Stored data entries:

────

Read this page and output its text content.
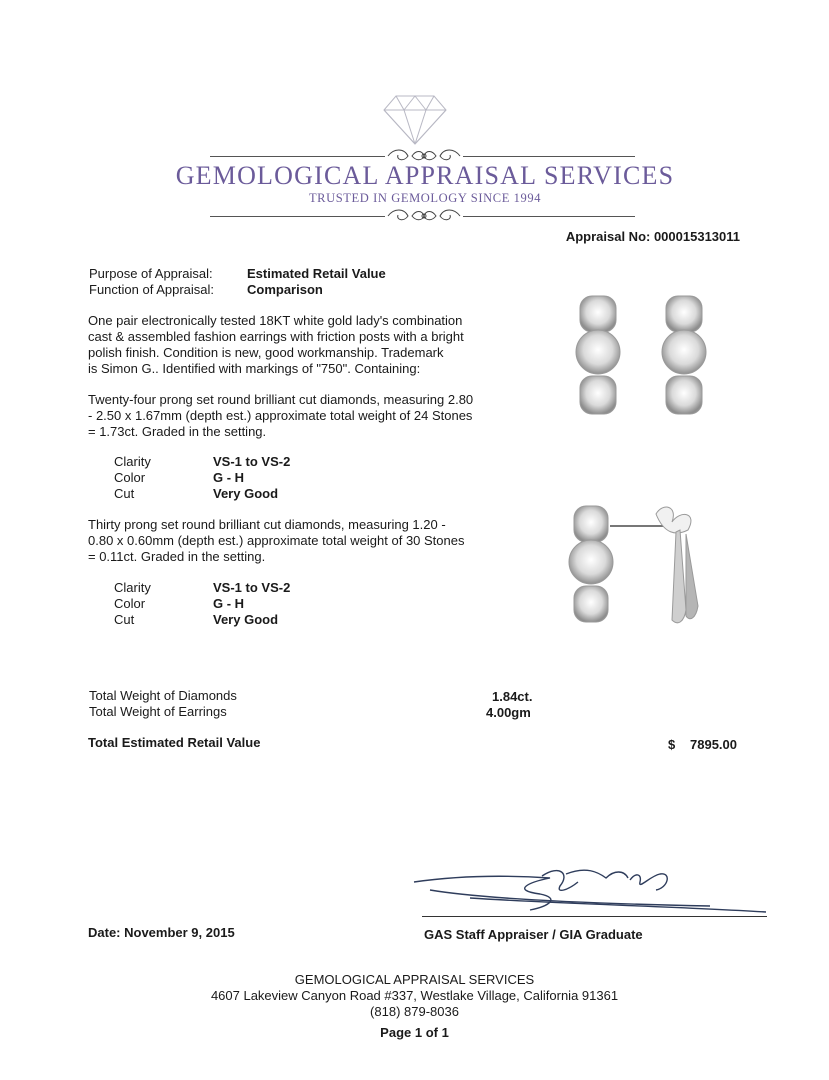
GEMOLOGICAL APPRAISAL SERVICES
TRUSTED IN GEMOLOGY SINCE 1994
Appraisal No: 000015313011
Purpose of Appraisal:	Estimated Retail Value
Function of Appraisal:	Comparison
One pair electronically tested 18KT white gold lady's combination
cast & assembled fashion earrings with friction posts with a bright
polish finish. Condition is new, good workmanship. Trademark
is Simon G.. Identified with markings of "750". Containing:
Twenty-four prong set round brilliant cut diamonds, measuring 2.80
- 2.50 x 1.67mm (depth est.) approximate total weight of 24 Stones
= 1.73ct. Graded in the setting.
Clarity	VS-1 to VS-2
Color	G - H
Cut	Very Good
Thirty prong set round brilliant cut diamonds, measuring 1.20 -
0.80 x 0.60mm (depth est.) approximate total weight of 30 Stones
= 0.11ct. Graded in the setting.
Clarity	VS-1 to VS-2
Color	G - H
Cut	Very Good
Total Weight of Diamonds	1.84ct.
Total Weight of Earrings	4.00gm
Total Estimated Retail Value	$ 7895.00
Date: November 9, 2015	GAS Staff Appraiser / GIA Graduate
GEMOLOGICAL APPRAISAL SERVICES
4607 Lakeview Canyon Road #337, Westlake Village, California 91361
(818) 879-8036
Page 1 of 1
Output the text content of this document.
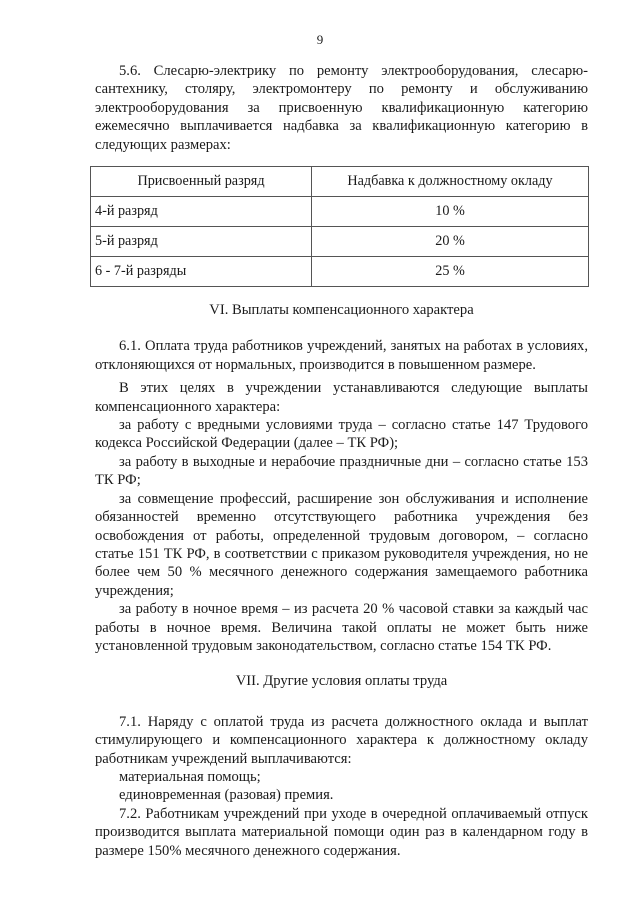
9

5.6. Слесарю-электрику по ремонту электрооборудования, слесарю-сантехнику, столяру, электромонтеру по ремонту и обслуживанию электрооборудования за присвоенную квалификационную категорию ежемесячно выплачивается надбавка за квалификационную категорию в следующих размерах:

Присвоенный разряд	Надбавка к должностному окладу
4-й разряд	10 %
5-й разряд	20 %
6 - 7-й разряды	25 %

VI. Выплаты компенсационного характера

6.1. Оплата труда работников учреждений, занятых на работах в условиях, отклоняющихся от нормальных, производится в повышенном размере.

В этих целях в учреждении устанавливаются следующие выплаты компенсационного характера:

за работу с вредными условиями труда – согласно статье 147 Трудового кодекса Российской Федерации (далее – ТК РФ);

за работу в выходные и нерабочие праздничные дни – согласно статье 153 ТК РФ;

за совмещение профессий, расширение зон обслуживания и исполнение обязанностей временно отсутствующего работника учреждения без освобождения от работы, определенной трудовым договором, – согласно статье 151 ТК РФ, в соответствии с приказом руководителя учреждения, но не более чем 50 % месячного денежного содержания замещаемого работника учреждения;

за работу в ночное время – из расчета 20 % часовой ставки за каждый час работы в ночное время. Величина такой оплаты не может быть ниже установленной трудовым законодательством, согласно статье 154 ТК РФ.

VII. Другие условия оплаты труда

7.1. Наряду с оплатой труда из расчета должностного оклада и выплат стимулирующего и компенсационного характера к должностному окладу работникам учреждений выплачиваются:

материальная помощь;

единовременная (разовая) премия.

7.2. Работникам учреждений при уходе в очередной оплачиваемый отпуск производится выплата материальной помощи один раз в календарном году в размере 150% месячного денежного содержания.
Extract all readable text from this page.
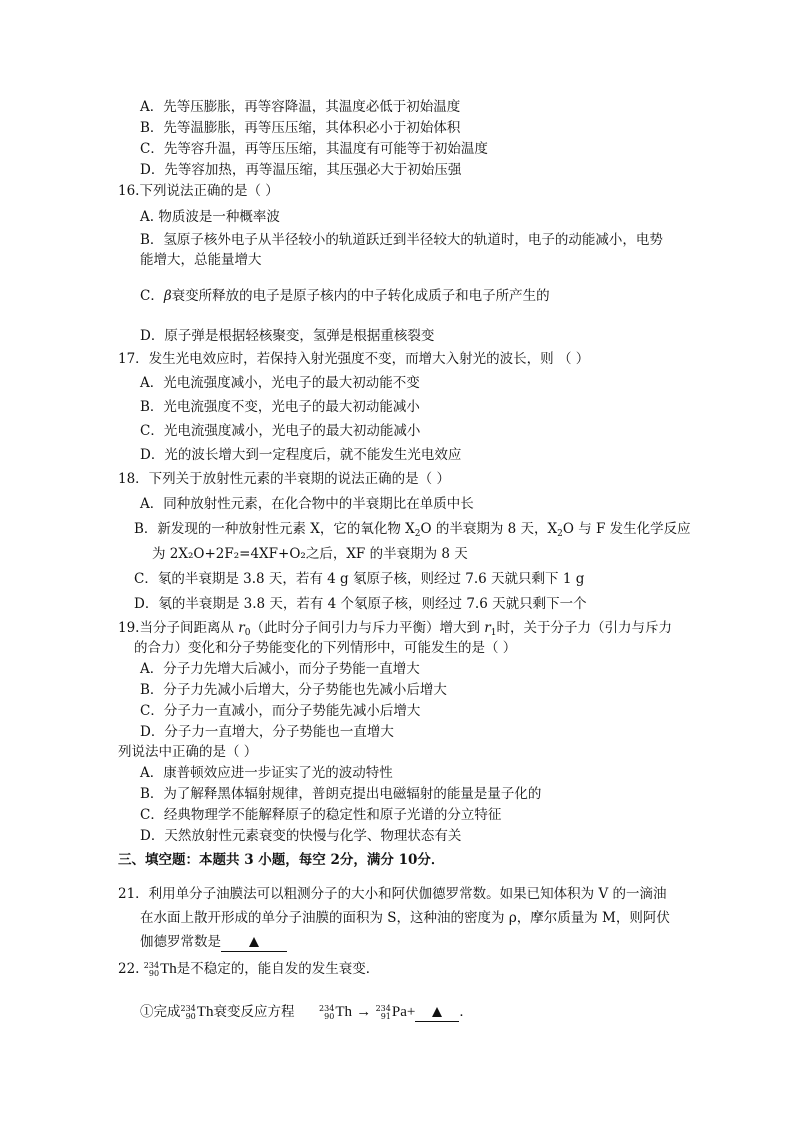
A．先等压膨胀，再等容降温，其温度必低于初始温度
B．先等温膨胀，再等压压缩，其体积必小于初始体积
C．先等容升温，再等压压缩，其温度有可能等于初始温度
D．先等容加热，再等温压缩，其压强必大于初始压强
16.下列说法正确的是（ ）
A. 物质波是一种概率波
B．氢原子核外电子从半径较小的轨道跃迁到半径较大的轨道时，电子的动能减小，电势
能增大，总能量增大
C．β衰变所释放的电子是原子核内的中子转化成质子和电子所产生的
D．原子弹是根据轻核聚变，氢弹是根据重核裂变
17．发生光电效应时，若保持入射光强度不变，而增大入射光的波长，则 （ ）
A．光电流强度减小，光电子的最大初动能不变
B．光电流强度不变，光电子的最大初动能减小
C．光电流强度减小，光电子的最大初动能减小
D．光的波长增大到一定程度后，就不能发生光电效应
18．下列关于放射性元素的半衰期的说法正确的是（ ）
A．同种放射性元素，在化合物中的半衰期比在单质中长
B．新发现的一种放射性元素 X，它的氧化物 $X_2O$ 的半衰期为 8 天，$X_2O$ 与 F 发生化学反应
为 2X₂O+2F₂=4XF+O₂之后，XF 的半衰期为 8 天
C．氡的半衰期是 3.8 天，若有 4 g 氡原子核，则经过 7.6 天就只剩下 1 g
D．氡的半衰期是 3.8 天，若有 4 个氡原子核，则经过 7.6 天就只剩下一个
19.当分子间距离从 $r_0$（此时分子间引力与斥力平衡）增大到 $r_1$时，关于分子力（引力与斥力
的合力）变化和分子势能变化的下列情形中，可能发生的是（ ）
A．分子力先增大后减小，而分子势能一直增大
B．分子力先减小后增大，分子势能也先减小后增大
C．分子力一直减小，而分子势能先减小后增大
D．分子力一直增大，分子势能也一直增大
列说法中正确的是（ ）
A．康普顿效应进一步证实了光的波动特性
B．为了解释黑体辐射规律，普朗克提出电磁辐射的能量是量子化的
C．经典物理学不能解释原子的稳定性和原子光谱的分立特征
D．天然放射性元素衰变的快慢与化学、物理状态有关
三、填空题：本题共 3 小题，每空 2分，满分 10分．
21．利用单分子油膜法可以粗测分子的大小和阿伏伽德罗常数。如果已知体积为 V 的一滴油
在水面上散开形成的单分子油膜的面积为 S，这种油的密度为 ρ，摩尔质量为 M，则阿伏
伽德罗常数是
22. 234
90 Th是不稳定的，能自发的发生衰变．
①完成 234
90 Th衰变反应方程	234
90 Th → 234
91 Pa+	．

────

GOAL:
All of the records need repeating exactly, except for the pictures.

OUTPUT OF THE TASK:
Read this page and output its text content.
GEMOLOGICAL APPRAISAL SERVICES
TRUSTED IN GEMOLOGY SINCE 1994
Appraisal No: 000015313011
Purpose of Appraisal:	Estimated Retail Value
Function of Appraisal:	Comparison
One pair electronically tested 18KT white gold lady's combination
cast & assembled fashion earrings with friction posts with a bright
polish finish. Condition is new, good workmanship. Trademark
is Simon G.. Identified with markings of "750". Containing:
Twenty-four prong set round brilliant cut diamonds, measuring 2.80
- 2.50 x 1.67mm (depth est.) approximate total weight of 24 Stones
= 1.73ct. Graded in the setting.
Clarity	VS-1 to VS-2
Color	G - H
Cut	Very Good
Thirty prong set round brilliant cut diamonds, measuring 1.20 -
0.80 x 0.60mm (depth est.) approximate total weight of 30 Stones
= 0.11ct. Graded in the setting.
Clarity	VS-1 to VS-2
Color	G - H
Cut	Very Good
Total Weight of Diamonds	1.84ct.
Total Weight of Earrings	4.00gm
Total Estimated Retail Value	$ 7895.00
Date: November 9, 2015	GAS Staff Appraiser / GIA Graduate
GEMOLOGICAL APPRAISAL SERVICES
4607 Lakeview Canyon Road #337, Westlake Village, California 91361
(818) 879-8036
Page 1 of 1
Output the text content of this document.
9

5.6. Слесарю-электрику по ремонту электрооборудования, слесарю-сантехнику, столяру, электромонтеру по ремонту и обслуживанию электрооборудования за присвоенную квалификационную категорию ежемесячно выплачивается надбавка за квалификационную категорию в следующих размерах:

Присвоенный разряд	Надбавка к должностному окладу
4-й разряд	10 %
5-й разряд	20 %
6 - 7-й разряды	25 %

VI. Выплаты компенсационного характера

6.1. Оплата труда работников учреждений, занятых на работах в условиях, отклоняющихся от нормальных, производится в повышенном размере.

В этих целях в учреждении устанавливаются следующие выплаты компенсационного характера:

за работу с вредными условиями труда – согласно статье 147 Трудового кодекса Российской Федерации (далее – ТК РФ);

за работу в выходные и нерабочие праздничные дни – согласно статье 153 ТК РФ;

за совмещение профессий, расширение зон обслуживания и исполнение обязанностей временно отсутствующего работника учреждения без освобождения от работы, определенной трудовым договором, – согласно статье 151 ТК РФ, в соответствии с приказом руководителя учреждения, но не более чем 50 % месячного денежного содержания замещаемого работника учреждения;

за работу в ночное время – из расчета 20 % часовой ставки за каждый час работы в ночное время. Величина такой оплаты не может быть ниже установленной трудовым законодательством, согласно статье 154 ТК РФ.

VII. Другие условия оплаты труда

7.1. Наряду с оплатой труда из расчета должностного оклада и выплат стимулирующего и компенсационного характера к должностному окладу работникам учреждений выплачиваются:

материальная помощь;

единовременная (разовая) премия.

7.2. Работникам учреждений при уходе в очередной оплачиваемый отпуск производится выплата материальной помощи один раз в календарном году в размере 150% месячного денежного содержания.
Extract all readable text from this page.
A．先等压膨胀，再等容降温，其温度必低于初始温度
B．先等温膨胀，再等压压缩，其体积必小于初始体积
C．先等容升温，再等压压缩，其温度有可能等于初始温度
D．先等容加热，再等温压缩，其压强必大于初始压强
16.下列说法正确的是（ ）
A. 物质波是一种概率波
B．氢原子核外电子从半径较小的轨道跃迁到半径较大的轨道时，电子的动能减小，电势
能增大，总能量增大
C．β衰变所释放的电子是原子核内的中子转化成质子和电子所产生的
D．原子弹是根据轻核聚变，氢弹是根据重核裂变
17．发生光电效应时，若保持入射光强度不变，而增大入射光的波长，则 （ ）
A．光电流强度减小，光电子的最大初动能不变
B．光电流强度不变，光电子的最大初动能减小
C．光电流强度减小，光电子的最大初动能减小
D．光的波长增大到一定程度后，就不能发生光电效应
18．下列关于放射性元素的半衰期的说法正确的是（ ）
A．同种放射性元素，在化合物中的半衰期比在单质中长
B．新发现的一种放射性元素 X，它的氧化物 $X_2O$ 的半衰期为 8 天，$X_2O$ 与 F 发生化学反应
为 2X₂O+2F₂=4XF+O₂之后，XF 的半衰期为 8 天
C．氡的半衰期是 3.8 天，若有 4 g 氡原子核，则经过 7.6 天就只剩下 1 g
D．氡的半衰期是 3.8 天，若有 4 个氡原子核，则经过 7.6 天就只剩下一个
19.当分子间距离从 $r_0$（此时分子间引力与斥力平衡）增大到 $r_1$时，关于分子力（引力与斥力
的合力）变化和分子势能变化的下列情形中，可能发生的是（ ）
A．分子力先增大后减小，而分子势能一直增大
B．分子力先减小后增大，分子势能也先减小后增大
C．分子力一直减小，而分子势能先减小后增大
D．分子力一直增大，分子势能也一直增大
列说法中正确的是（ ）
A．康普顿效应进一步证实了光的波动特性
B．为了解释黑体辐射规律，普朗克提出电磁辐射的能量是量子化的
C．经典物理学不能解释原子的稳定性和原子光谱的分立特征
D．天然放射性元素衰变的快慢与化学、物理状态有关
三、填空题：本题共 3 小题，每空 2分，满分 10分．
21．利用单分子油膜法可以粗测分子的大小和阿伏伽德罗常数。如果已知体积为 V 的一滴油
在水面上散开形成的单分子油膜的面积为 S，这种油的密度为 ρ，摩尔质量为 M，则阿伏
伽德罗常数是
22. 234
90 Th是不稳定的，能自发的发生衰变．
①完成 234
90 Th衰变反应方程	234
90 Th → 234
91 Pa+	．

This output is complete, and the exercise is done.